Start of Data extract
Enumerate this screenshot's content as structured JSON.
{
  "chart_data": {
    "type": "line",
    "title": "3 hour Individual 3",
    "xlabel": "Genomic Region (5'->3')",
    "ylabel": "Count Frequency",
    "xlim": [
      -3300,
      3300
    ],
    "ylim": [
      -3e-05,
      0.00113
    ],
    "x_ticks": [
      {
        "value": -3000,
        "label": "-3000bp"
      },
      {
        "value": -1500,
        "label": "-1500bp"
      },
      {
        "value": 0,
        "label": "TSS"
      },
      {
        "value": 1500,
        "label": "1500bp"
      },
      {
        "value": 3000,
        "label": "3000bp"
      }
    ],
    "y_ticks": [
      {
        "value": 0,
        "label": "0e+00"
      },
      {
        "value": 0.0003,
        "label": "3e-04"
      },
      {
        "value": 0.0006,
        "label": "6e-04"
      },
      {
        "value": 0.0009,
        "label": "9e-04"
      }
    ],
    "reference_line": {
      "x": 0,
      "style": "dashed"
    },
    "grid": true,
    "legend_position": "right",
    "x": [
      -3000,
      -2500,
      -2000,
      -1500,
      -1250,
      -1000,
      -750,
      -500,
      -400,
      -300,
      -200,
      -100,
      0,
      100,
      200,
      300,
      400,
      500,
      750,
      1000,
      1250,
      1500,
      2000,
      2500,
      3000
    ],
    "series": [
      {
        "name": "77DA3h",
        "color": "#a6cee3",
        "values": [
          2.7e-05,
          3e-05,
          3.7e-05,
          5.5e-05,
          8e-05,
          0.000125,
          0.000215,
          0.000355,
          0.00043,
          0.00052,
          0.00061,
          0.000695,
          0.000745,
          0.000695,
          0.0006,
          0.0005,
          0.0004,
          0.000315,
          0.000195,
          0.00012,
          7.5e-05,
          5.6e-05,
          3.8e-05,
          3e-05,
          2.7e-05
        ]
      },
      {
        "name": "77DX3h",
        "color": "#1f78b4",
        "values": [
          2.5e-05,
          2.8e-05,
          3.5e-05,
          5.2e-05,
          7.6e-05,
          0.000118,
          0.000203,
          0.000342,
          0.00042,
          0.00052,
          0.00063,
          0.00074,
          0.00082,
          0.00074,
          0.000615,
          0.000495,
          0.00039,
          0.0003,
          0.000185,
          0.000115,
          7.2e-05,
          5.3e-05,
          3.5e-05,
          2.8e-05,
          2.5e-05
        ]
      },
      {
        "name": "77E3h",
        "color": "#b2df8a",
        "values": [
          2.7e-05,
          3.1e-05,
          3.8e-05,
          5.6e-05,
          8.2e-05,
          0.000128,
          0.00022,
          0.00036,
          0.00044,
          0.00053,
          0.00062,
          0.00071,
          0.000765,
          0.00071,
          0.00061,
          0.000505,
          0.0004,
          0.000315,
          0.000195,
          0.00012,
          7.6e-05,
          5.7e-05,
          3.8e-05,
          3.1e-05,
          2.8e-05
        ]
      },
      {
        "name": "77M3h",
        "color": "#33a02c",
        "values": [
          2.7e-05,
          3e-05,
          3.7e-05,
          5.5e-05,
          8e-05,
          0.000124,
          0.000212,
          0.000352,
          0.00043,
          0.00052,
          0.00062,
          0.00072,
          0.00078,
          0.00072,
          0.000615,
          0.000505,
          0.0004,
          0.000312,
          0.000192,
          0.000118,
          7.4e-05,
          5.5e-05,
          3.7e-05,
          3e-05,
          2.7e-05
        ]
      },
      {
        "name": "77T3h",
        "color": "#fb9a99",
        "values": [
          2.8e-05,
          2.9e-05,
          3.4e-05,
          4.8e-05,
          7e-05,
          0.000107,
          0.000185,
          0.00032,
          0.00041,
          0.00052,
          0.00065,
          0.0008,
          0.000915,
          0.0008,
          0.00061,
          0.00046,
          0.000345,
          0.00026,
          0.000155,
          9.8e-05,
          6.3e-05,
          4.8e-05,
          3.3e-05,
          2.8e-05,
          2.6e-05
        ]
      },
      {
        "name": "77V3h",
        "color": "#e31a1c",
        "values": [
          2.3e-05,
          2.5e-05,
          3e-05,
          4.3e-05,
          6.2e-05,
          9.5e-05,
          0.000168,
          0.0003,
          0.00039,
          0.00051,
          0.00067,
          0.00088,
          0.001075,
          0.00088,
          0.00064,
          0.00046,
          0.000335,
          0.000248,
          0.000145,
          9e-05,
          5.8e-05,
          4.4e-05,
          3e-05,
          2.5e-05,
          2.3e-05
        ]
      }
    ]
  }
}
End of Data extract
:: Requirement ::
A complete answer gives every line of the records holding "color".

:: Answer to the problem ::
        "color": "#a6cee3",
        "color": "#1f78b4",
        "color": "#b2df8a",
        "color": "#33a02c",
        "color": "#fb9a99",
        "color": "#e31a1c",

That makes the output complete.